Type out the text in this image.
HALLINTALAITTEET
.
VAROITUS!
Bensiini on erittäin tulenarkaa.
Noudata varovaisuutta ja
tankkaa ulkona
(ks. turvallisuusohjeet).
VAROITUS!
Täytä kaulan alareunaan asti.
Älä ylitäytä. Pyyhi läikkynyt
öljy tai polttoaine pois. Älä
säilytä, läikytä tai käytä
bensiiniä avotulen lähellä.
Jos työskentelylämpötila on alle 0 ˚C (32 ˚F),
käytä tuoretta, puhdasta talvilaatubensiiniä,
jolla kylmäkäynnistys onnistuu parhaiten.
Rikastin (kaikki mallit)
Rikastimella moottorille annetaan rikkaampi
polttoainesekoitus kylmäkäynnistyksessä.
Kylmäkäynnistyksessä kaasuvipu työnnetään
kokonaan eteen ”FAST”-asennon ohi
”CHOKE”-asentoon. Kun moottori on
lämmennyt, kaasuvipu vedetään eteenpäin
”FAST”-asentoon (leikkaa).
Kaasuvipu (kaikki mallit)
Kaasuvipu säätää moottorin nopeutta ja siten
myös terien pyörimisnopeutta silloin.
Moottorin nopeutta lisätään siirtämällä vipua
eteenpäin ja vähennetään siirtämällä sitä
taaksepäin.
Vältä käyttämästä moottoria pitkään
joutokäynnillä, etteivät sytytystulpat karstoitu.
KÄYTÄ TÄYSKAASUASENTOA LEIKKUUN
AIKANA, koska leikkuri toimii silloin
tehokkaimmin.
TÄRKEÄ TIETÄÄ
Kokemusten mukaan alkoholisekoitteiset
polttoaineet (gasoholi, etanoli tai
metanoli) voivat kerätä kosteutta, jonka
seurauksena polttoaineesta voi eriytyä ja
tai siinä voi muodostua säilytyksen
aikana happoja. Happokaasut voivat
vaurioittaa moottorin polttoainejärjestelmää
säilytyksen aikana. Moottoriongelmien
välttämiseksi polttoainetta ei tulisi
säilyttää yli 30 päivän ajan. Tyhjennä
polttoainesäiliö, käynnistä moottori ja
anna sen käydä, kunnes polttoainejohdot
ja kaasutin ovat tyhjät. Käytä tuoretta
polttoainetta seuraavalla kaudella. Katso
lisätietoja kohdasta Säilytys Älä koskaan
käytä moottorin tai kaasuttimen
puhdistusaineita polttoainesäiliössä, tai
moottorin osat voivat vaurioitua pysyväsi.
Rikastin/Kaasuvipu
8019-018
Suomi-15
------------------------------------------------------------------------
Write the data from above out again, exactly.

Type out the text in this image.
HALLINTALAITTEET
.
VAROITUS!
Bensiini on erittäin tulenarkaa.
Noudata varovaisuutta ja
tankkaa ulkona
(ks. turvallisuusohjeet).
VAROITUS!
Täytä kaulan alareunaan asti.
Älä ylitäytä. Pyyhi läikkynyt
öljy tai polttoaine pois. Älä
säilytä, läikytä tai käytä
bensiiniä avotulen lähellä.
Jos työskentelylämpötila on alle 0 ˚C (32 ˚F),
käytä tuoretta, puhdasta talvilaatubensiiniä,
jolla kylmäkäynnistys onnistuu parhaiten.
Rikastin (kaikki mallit)
Rikastimella moottorille annetaan rikkaampi
polttoainesekoitus kylmäkäynnistyksessä.
Kylmäkäynnistyksessä kaasuvipu työnnetään
kokonaan eteen ”FAST”-asennon ohi
”CHOKE”-asentoon. Kun moottori on
lämmennyt, kaasuvipu vedetään eteenpäin
”FAST”-asentoon (leikkaa).
Kaasuvipu (kaikki mallit)
Kaasuvipu säätää moottorin nopeutta ja siten
myös terien pyörimisnopeutta silloin.
Moottorin nopeutta lisätään siirtämällä vipua
eteenpäin ja vähennetään siirtämällä sitä
taaksepäin.
Vältä käyttämästä moottoria pitkään
joutokäynnillä, etteivät sytytystulpat karstoitu.
KÄYTÄ TÄYSKAASUASENTOA LEIKKUUN
AIKANA, koska leikkuri toimii silloin
tehokkaimmin.
TÄRKEÄ TIETÄÄ
Kokemusten mukaan alkoholisekoitteiset
polttoaineet (gasoholi, etanoli tai
metanoli) voivat kerätä kosteutta, jonka
seurauksena polttoaineesta voi eriytyä ja
tai siinä voi muodostua säilytyksen
aikana happoja. Happokaasut voivat
vaurioittaa moottorin polttoainejärjestelmää
säilytyksen aikana. Moottoriongelmien
välttämiseksi polttoainetta ei tulisi
säilyttää yli 30 päivän ajan. Tyhjennä
polttoainesäiliö, käynnistä moottori ja
anna sen käydä, kunnes polttoainejohdot
ja kaasutin ovat tyhjät. Käytä tuoretta
polttoainetta seuraavalla kaudella. Katso
lisätietoja kohdasta Säilytys Älä koskaan
käytä moottorin tai kaasuttimen
puhdistusaineita polttoainesäiliössä, tai
moottorin osat voivat vaurioitua pysyväsi.
Rikastin/Kaasuvipu
8019-018
Suomi-15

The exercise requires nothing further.